(Figure data in JSON)
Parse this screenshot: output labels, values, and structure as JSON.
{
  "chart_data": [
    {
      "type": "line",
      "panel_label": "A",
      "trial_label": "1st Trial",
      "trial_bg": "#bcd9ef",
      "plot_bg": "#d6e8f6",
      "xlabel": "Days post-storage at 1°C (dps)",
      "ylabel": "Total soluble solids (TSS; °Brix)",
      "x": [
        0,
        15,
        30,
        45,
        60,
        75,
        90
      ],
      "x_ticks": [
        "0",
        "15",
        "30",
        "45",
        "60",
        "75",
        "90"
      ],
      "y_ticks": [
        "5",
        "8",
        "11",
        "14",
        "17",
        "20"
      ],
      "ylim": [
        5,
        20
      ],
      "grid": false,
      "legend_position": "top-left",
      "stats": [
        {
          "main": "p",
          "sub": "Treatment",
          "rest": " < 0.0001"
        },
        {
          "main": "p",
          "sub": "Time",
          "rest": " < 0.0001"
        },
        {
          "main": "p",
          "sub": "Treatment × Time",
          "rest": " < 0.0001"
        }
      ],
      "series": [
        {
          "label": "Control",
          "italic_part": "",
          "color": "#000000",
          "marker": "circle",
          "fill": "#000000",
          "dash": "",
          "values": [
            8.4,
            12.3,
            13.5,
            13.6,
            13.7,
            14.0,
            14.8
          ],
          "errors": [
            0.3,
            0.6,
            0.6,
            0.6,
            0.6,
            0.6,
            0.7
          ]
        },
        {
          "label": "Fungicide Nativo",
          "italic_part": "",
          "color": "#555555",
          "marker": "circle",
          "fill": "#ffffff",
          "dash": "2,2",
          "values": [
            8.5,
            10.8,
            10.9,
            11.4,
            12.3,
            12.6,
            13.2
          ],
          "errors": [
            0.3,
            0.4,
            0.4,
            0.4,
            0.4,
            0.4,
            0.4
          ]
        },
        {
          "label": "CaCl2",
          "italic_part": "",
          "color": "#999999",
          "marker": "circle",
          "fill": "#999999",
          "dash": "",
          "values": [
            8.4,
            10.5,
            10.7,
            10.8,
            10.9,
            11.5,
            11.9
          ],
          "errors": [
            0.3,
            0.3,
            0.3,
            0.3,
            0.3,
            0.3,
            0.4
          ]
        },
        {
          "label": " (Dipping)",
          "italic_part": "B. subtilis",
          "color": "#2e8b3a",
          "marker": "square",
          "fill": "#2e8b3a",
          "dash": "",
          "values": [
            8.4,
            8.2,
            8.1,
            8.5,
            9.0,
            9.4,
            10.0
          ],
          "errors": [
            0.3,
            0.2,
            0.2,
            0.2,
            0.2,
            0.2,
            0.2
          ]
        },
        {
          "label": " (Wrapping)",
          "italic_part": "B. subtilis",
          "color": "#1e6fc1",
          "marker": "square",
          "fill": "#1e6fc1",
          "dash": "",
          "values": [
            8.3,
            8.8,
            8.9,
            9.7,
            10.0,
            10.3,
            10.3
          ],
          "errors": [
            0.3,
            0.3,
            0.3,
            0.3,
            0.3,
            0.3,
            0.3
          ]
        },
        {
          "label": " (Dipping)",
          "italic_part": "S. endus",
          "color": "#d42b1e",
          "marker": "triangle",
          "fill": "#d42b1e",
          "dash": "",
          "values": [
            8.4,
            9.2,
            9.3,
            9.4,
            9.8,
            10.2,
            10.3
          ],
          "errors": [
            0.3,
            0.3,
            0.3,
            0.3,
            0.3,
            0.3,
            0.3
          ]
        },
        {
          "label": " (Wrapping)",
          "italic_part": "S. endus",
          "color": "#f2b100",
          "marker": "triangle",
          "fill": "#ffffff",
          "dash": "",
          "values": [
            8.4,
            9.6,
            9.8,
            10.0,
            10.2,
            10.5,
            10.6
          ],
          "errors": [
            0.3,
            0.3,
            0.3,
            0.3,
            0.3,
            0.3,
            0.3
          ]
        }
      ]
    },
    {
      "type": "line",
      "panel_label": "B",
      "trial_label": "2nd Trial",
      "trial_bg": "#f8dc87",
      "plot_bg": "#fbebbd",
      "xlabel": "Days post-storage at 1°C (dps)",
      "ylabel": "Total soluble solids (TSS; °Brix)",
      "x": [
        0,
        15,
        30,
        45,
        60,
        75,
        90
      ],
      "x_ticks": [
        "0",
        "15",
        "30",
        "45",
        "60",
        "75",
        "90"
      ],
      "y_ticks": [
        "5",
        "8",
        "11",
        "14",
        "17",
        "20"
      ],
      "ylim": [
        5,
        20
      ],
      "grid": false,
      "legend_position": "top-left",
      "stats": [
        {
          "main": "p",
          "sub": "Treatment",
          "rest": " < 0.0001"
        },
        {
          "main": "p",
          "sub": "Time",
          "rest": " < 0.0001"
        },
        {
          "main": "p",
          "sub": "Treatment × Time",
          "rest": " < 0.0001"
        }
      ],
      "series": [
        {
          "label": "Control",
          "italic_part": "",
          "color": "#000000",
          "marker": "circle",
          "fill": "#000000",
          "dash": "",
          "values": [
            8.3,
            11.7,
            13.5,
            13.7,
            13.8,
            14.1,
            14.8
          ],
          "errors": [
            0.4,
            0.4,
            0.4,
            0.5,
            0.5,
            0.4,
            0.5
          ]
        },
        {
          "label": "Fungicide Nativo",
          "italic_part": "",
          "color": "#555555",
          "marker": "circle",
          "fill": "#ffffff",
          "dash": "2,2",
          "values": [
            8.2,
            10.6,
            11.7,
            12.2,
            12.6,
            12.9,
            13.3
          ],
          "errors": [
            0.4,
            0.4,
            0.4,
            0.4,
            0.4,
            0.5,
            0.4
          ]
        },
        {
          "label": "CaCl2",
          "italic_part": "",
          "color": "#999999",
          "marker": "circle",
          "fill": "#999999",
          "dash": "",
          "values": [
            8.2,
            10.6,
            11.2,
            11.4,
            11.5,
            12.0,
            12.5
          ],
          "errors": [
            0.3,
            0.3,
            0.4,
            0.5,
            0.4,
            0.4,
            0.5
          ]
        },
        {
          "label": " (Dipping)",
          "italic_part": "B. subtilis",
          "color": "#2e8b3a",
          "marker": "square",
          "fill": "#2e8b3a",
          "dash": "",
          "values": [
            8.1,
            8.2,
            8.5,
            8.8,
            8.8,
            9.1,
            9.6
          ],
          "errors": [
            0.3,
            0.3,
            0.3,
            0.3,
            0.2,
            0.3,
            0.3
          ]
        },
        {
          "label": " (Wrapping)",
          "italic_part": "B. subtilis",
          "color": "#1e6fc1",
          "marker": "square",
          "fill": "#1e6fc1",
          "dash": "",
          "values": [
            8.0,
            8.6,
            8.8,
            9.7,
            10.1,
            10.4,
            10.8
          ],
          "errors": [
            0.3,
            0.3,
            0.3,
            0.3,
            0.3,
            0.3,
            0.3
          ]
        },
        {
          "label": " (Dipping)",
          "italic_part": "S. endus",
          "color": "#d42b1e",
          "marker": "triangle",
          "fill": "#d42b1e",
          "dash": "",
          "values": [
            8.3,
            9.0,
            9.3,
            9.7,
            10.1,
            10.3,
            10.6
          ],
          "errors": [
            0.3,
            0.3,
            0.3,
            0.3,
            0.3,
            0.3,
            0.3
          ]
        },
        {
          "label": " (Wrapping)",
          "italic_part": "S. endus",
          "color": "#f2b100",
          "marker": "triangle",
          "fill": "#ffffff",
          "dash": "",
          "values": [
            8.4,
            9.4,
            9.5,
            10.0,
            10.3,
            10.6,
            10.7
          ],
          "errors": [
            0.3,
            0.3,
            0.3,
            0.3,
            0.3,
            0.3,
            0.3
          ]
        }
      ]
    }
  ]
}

◆ OBJECTIVE: Return every line of the material exactly.

◆ RESPONSE TO THIS TASK:
Parse this screenshot: output labels, values, and structure as JSON.
{
  "chart_data": [
    {
      "type": "line",
      "panel_label": "A",
      "trial_label": "1st Trial",
      "trial_bg": "#bcd9ef",
      "plot_bg": "#d6e8f6",
      "xlabel": "Days post-storage at 1°C (dps)",
      "ylabel": "Total soluble solids (TSS; °Brix)",
      "x": [
        0,
        15,
        30,
        45,
        60,
        75,
        90
      ],
      "x_ticks": [
        "0",
        "15",
        "30",
        "45",
        "60",
        "75",
        "90"
      ],
      "y_ticks": [
        "5",
        "8",
        "11",
        "14",
        "17",
        "20"
      ],
      "ylim": [
        5,
        20
      ],
      "grid": false,
      "legend_position": "top-left",
      "stats": [
        {
          "main": "p",
          "sub": "Treatment",
          "rest": " < 0.0001"
        },
        {
          "main": "p",
          "sub": "Time",
          "rest": " < 0.0001"
        },
        {
          "main": "p",
          "sub": "Treatment × Time",
          "rest": " < 0.0001"
        }
      ],
      "series": [
        {
          "label": "Control",
          "italic_part": "",
          "color": "#000000",
          "marker": "circle",
          "fill": "#000000",
          "dash": "",
          "values": [
            8.4,
            12.3,
            13.5,
            13.6,
            13.7,
            14.0,
            14.8
          ],
          "errors": [
            0.3,
            0.6,
            0.6,
            0.6,
            0.6,
            0.6,
            0.7
          ]
        },
        {
          "label": "Fungicide Nativo",
          "italic_part": "",
          "color": "#555555",
          "marker": "circle",
          "fill": "#ffffff",
          "dash": "2,2",
          "values": [
            8.5,
            10.8,
            10.9,
            11.4,
            12.3,
            12.6,
            13.2
          ],
          "errors": [
            0.3,
            0.4,
            0.4,
            0.4,
            0.4,
            0.4,
            0.4
          ]
        },
        {
          "label": "CaCl2",
          "italic_part": "",
          "color": "#999999",
          "marker": "circle",
          "fill": "#999999",
          "dash": "",
          "values": [
            8.4,
            10.5,
            10.7,
            10.8,
            10.9,
            11.5,
            11.9
          ],
          "errors": [
            0.3,
            0.3,
            0.3,
            0.3,
            0.3,
            0.3,
            0.4
          ]
        },
        {
          "label": " (Dipping)",
          "italic_part": "B. subtilis",
          "color": "#2e8b3a",
          "marker": "square",
          "fill": "#2e8b3a",
          "dash": "",
          "values": [
            8.4,
            8.2,
            8.1,
            8.5,
            9.0,
            9.4,
            10.0
          ],
          "errors": [
            0.3,
            0.2,
            0.2,
            0.2,
            0.2,
            0.2,
            0.2
          ]
        },
        {
          "label": " (Wrapping)",
          "italic_part": "B. subtilis",
          "color": "#1e6fc1",
          "marker": "square",
          "fill": "#1e6fc1",
          "dash": "",
          "values": [
            8.3,
            8.8,
            8.9,
            9.7,
            10.0,
            10.3,
            10.3
          ],
          "errors": [
            0.3,
            0.3,
            0.3,
            0.3,
            0.3,
            0.3,
            0.3
          ]
        },
        {
          "label": " (Dipping)",
          "italic_part": "S. endus",
          "color": "#d42b1e",
          "marker": "triangle",
          "fill": "#d42b1e",
          "dash": "",
          "values": [
            8.4,
            9.2,
            9.3,
            9.4,
            9.8,
            10.2,
            10.3
          ],
          "errors": [
            0.3,
            0.3,
            0.3,
            0.3,
            0.3,
            0.3,
            0.3
          ]
        },
        {
          "label": " (Wrapping)",
          "italic_part": "S. endus",
          "color": "#f2b100",
          "marker": "triangle",
          "fill": "#ffffff",
          "dash": "",
          "values": [
            8.4,
            9.6,
            9.8,
            10.0,
            10.2,
            10.5,
            10.6
          ],
          "errors": [
            0.3,
            0.3,
            0.3,
            0.3,
            0.3,
            0.3,
            0.3
          ]
        }
      ]
    },
    {
      "type": "line",
      "panel_label": "B",
      "trial_label": "2nd Trial",
      "trial_bg": "#f8dc87",
      "plot_bg": "#fbebbd",
      "xlabel": "Days post-storage at 1°C (dps)",
      "ylabel": "Total soluble solids (TSS; °Brix)",
      "x": [
        0,
        15,
        30,
        45,
        60,
        75,
        90
      ],
      "x_ticks": [
        "0",
        "15",
        "30",
        "45",
        "60",
        "75",
        "90"
      ],
      "y_ticks": [
        "5",
        "8",
        "11",
        "14",
        "17",
        "20"
      ],
      "ylim": [
        5,
        20
      ],
      "grid": false,
      "legend_position": "top-left",
      "stats": [
        {
          "main": "p",
          "sub": "Treatment",
          "rest": " < 0.0001"
        },
        {
          "main": "p",
          "sub": "Time",
          "rest": " < 0.0001"
        },
        {
          "main": "p",
          "sub": "Treatment × Time",
          "rest": " < 0.0001"
        }
      ],
      "series": [
        {
          "label": "Control",
          "italic_part": "",
          "color": "#000000",
          "marker": "circle",
          "fill": "#000000",
          "dash": "",
          "values": [
            8.3,
            11.7,
            13.5,
            13.7,
            13.8,
            14.1,
            14.8
          ],
          "errors": [
            0.4,
            0.4,
            0.4,
            0.5,
            0.5,
            0.4,
            0.5
          ]
        },
        {
          "label": "Fungicide Nativo",
          "italic_part": "",
          "color": "#555555",
          "marker": "circle",
          "fill": "#ffffff",
          "dash": "2,2",
          "values": [
            8.2,
            10.6,
            11.7,
            12.2,
            12.6,
            12.9,
            13.3
          ],
          "errors": [
            0.4,
            0.4,
            0.4,
            0.4,
            0.4,
            0.5,
            0.4
          ]
        },
        {
          "label": "CaCl2",
          "italic_part": "",
          "color": "#999999",
          "marker": "circle",
          "fill": "#999999",
          "dash": "",
          "values": [
            8.2,
            10.6,
            11.2,
            11.4,
            11.5,
            12.0,
            12.5
          ],
          "errors": [
            0.3,
            0.3,
            0.4,
            0.5,
            0.4,
            0.4,
            0.5
          ]
        },
        {
          "label": " (Dipping)",
          "italic_part": "B. subtilis",
          "color": "#2e8b3a",
          "marker": "square",
          "fill": "#2e8b3a",
          "dash": "",
          "values": [
            8.1,
            8.2,
            8.5,
            8.8,
            8.8,
            9.1,
            9.6
          ],
          "errors": [
            0.3,
            0.3,
            0.3,
            0.3,
            0.2,
            0.3,
            0.3
          ]
        },
        {
          "label": " (Wrapping)",
          "italic_part": "B. subtilis",
          "color": "#1e6fc1",
          "marker": "square",
          "fill": "#1e6fc1",
          "dash": "",
          "values": [
            8.0,
            8.6,
            8.8,
            9.7,
            10.1,
            10.4,
            10.8
          ],
          "errors": [
            0.3,
            0.3,
            0.3,
            0.3,
            0.3,
            0.3,
            0.3
          ]
        },
        {
          "label": " (Dipping)",
          "italic_part": "S. endus",
          "color": "#d42b1e",
          "marker": "triangle",
          "fill": "#d42b1e",
          "dash": "",
          "values": [
            8.3,
            9.0,
            9.3,
            9.7,
            10.1,
            10.3,
            10.6
          ],
          "errors": [
            0.3,
            0.3,
            0.3,
            0.3,
            0.3,
            0.3,
            0.3
          ]
        },
        {
          "label": " (Wrapping)",
          "italic_part": "S. endus",
          "color": "#f2b100",
          "marker": "triangle",
          "fill": "#ffffff",
          "dash": "",
          "values": [
            8.4,
            9.4,
            9.5,
            10.0,
            10.3,
            10.6,
            10.7
          ],
          "errors": [
            0.3,
            0.3,
            0.3,
            0.3,
            0.3,
            0.3,
            0.3
          ]
        }
      ]
    }
  ]
}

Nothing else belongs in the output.